Listing
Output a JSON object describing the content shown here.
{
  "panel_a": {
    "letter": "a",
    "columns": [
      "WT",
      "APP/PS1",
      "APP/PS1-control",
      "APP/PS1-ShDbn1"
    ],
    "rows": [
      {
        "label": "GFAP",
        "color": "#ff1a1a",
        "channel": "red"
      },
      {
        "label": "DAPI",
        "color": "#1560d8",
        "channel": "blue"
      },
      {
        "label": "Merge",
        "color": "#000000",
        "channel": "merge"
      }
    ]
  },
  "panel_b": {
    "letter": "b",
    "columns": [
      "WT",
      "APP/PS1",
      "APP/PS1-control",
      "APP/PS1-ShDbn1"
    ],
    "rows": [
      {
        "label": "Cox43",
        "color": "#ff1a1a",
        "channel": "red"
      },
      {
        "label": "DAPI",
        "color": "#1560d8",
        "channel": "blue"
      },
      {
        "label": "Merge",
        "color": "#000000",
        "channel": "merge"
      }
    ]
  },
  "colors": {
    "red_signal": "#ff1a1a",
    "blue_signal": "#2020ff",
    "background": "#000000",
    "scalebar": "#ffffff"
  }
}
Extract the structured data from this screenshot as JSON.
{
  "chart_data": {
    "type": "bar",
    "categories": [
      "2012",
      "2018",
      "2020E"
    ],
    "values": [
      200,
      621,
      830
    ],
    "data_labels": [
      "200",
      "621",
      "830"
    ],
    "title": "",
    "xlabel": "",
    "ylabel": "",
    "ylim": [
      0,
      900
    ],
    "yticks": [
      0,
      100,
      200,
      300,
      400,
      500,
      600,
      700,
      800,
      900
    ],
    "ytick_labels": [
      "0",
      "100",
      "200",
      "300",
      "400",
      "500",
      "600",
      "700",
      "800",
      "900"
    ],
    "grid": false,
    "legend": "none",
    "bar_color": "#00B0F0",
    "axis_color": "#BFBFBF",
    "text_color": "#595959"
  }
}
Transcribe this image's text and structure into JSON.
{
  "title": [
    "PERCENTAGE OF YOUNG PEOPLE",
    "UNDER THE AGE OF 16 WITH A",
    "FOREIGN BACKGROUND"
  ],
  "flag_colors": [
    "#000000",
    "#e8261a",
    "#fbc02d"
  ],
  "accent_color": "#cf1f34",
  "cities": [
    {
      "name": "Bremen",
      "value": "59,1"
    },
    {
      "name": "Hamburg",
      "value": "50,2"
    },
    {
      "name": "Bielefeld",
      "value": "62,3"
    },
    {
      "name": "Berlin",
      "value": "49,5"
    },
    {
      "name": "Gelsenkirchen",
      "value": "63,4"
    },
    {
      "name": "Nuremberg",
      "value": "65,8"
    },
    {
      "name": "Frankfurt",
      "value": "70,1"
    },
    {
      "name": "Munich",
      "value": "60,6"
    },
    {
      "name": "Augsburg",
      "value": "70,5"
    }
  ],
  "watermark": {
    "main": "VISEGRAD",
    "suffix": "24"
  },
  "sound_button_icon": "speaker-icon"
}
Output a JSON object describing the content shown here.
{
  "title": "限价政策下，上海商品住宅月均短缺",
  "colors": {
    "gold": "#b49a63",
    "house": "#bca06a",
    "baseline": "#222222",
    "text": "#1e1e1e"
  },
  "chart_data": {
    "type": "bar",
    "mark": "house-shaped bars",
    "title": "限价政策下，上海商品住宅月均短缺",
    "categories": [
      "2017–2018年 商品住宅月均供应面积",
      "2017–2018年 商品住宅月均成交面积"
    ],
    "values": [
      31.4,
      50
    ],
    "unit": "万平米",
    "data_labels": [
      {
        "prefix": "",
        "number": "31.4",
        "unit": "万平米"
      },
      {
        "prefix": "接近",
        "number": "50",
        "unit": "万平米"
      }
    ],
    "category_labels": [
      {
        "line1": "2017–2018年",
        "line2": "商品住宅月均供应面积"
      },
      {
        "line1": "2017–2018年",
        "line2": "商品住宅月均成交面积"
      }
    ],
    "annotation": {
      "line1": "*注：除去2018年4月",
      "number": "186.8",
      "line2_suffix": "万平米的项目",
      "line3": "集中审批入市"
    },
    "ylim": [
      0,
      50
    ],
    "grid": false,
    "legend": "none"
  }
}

Task
Extract the full listing and reproduce each line exactly.

Result for this task
Output a JSON object describing the content shown here.
{
  "panel_a": {
    "letter": "a",
    "columns": [
      "WT",
      "APP/PS1",
      "APP/PS1-control",
      "APP/PS1-ShDbn1"
    ],
    "rows": [
      {
        "label": "GFAP",
        "color": "#ff1a1a",
        "channel": "red"
      },
      {
        "label": "DAPI",
        "color": "#1560d8",
        "channel": "blue"
      },
      {
        "label": "Merge",
        "color": "#000000",
        "channel": "merge"
      }
    ]
  },
  "panel_b": {
    "letter": "b",
    "columns": [
      "WT",
      "APP/PS1",
      "APP/PS1-control",
      "APP/PS1-ShDbn1"
    ],
    "rows": [
      {
        "label": "Cox43",
        "color": "#ff1a1a",
        "channel": "red"
      },
      {
        "label": "DAPI",
        "color": "#1560d8",
        "channel": "blue"
      },
      {
        "label": "Merge",
        "color": "#000000",
        "channel": "merge"
      }
    ]
  },
  "colors": {
    "red_signal": "#ff1a1a",
    "blue_signal": "#2020ff",
    "background": "#000000",
    "scalebar": "#ffffff"
  }
}
Extract the structured data from this screenshot as JSON.
{
  "chart_data": {
    "type": "bar",
    "categories": [
      "2012",
      "2018",
      "2020E"
    ],
    "values": [
      200,
      621,
      830
    ],
    "data_labels": [
      "200",
      "621",
      "830"
    ],
    "title": "",
    "xlabel": "",
    "ylabel": "",
    "ylim": [
      0,
      900
    ],
    "yticks": [
      0,
      100,
      200,
      300,
      400,
      500,
      600,
      700,
      800,
      900
    ],
    "ytick_labels": [
      "0",
      "100",
      "200",
      "300",
      "400",
      "500",
      "600",
      "700",
      "800",
      "900"
    ],
    "grid": false,
    "legend": "none",
    "bar_color": "#00B0F0",
    "axis_color": "#BFBFBF",
    "text_color": "#595959"
  }
}
Transcribe this image's text and structure into JSON.
{
  "title": [
    "PERCENTAGE OF YOUNG PEOPLE",
    "UNDER THE AGE OF 16 WITH A",
    "FOREIGN BACKGROUND"
  ],
  "flag_colors": [
    "#000000",
    "#e8261a",
    "#fbc02d"
  ],
  "accent_color": "#cf1f34",
  "cities": [
    {
      "name": "Bremen",
      "value": "59,1"
    },
    {
      "name": "Hamburg",
      "value": "50,2"
    },
    {
      "name": "Bielefeld",
      "value": "62,3"
    },
    {
      "name": "Berlin",
      "value": "49,5"
    },
    {
      "name": "Gelsenkirchen",
      "value": "63,4"
    },
    {
      "name": "Nuremberg",
      "value": "65,8"
    },
    {
      "name": "Frankfurt",
      "value": "70,1"
    },
    {
      "name": "Munich",
      "value": "60,6"
    },
    {
      "name": "Augsburg",
      "value": "70,5"
    }
  ],
  "watermark": {
    "main": "VISEGRAD",
    "suffix": "24"
  },
  "sound_button_icon": "speaker-icon"
}
Output a JSON object describing the content shown here.
{
  "title": "限价政策下，上海商品住宅月均短缺",
  "colors": {
    "gold": "#b49a63",
    "house": "#bca06a",
    "baseline": "#222222",
    "text": "#1e1e1e"
  },
  "chart_data": {
    "type": "bar",
    "mark": "house-shaped bars",
    "title": "限价政策下，上海商品住宅月均短缺",
    "categories": [
      "2017–2018年 商品住宅月均供应面积",
      "2017–2018年 商品住宅月均成交面积"
    ],
    "values": [
      31.4,
      50
    ],
    "unit": "万平米",
    "data_labels": [
      {
        "prefix": "",
        "number": "31.4",
        "unit": "万平米"
      },
      {
        "prefix": "接近",
        "number": "50",
        "unit": "万平米"
      }
    ],
    "category_labels": [
      {
        "line1": "2017–2018年",
        "line2": "商品住宅月均供应面积"
      },
      {
        "line1": "2017–2018年",
        "line2": "商品住宅月均成交面积"
      }
    ],
    "annotation": {
      "line1": "*注：除去2018年4月",
      "number": "186.8",
      "line2_suffix": "万平米的项目",
      "line3": "集中审批入市"
    },
    "ylim": [
      0,
      50
    ],
    "grid": false,
    "legend": "none"
  }
}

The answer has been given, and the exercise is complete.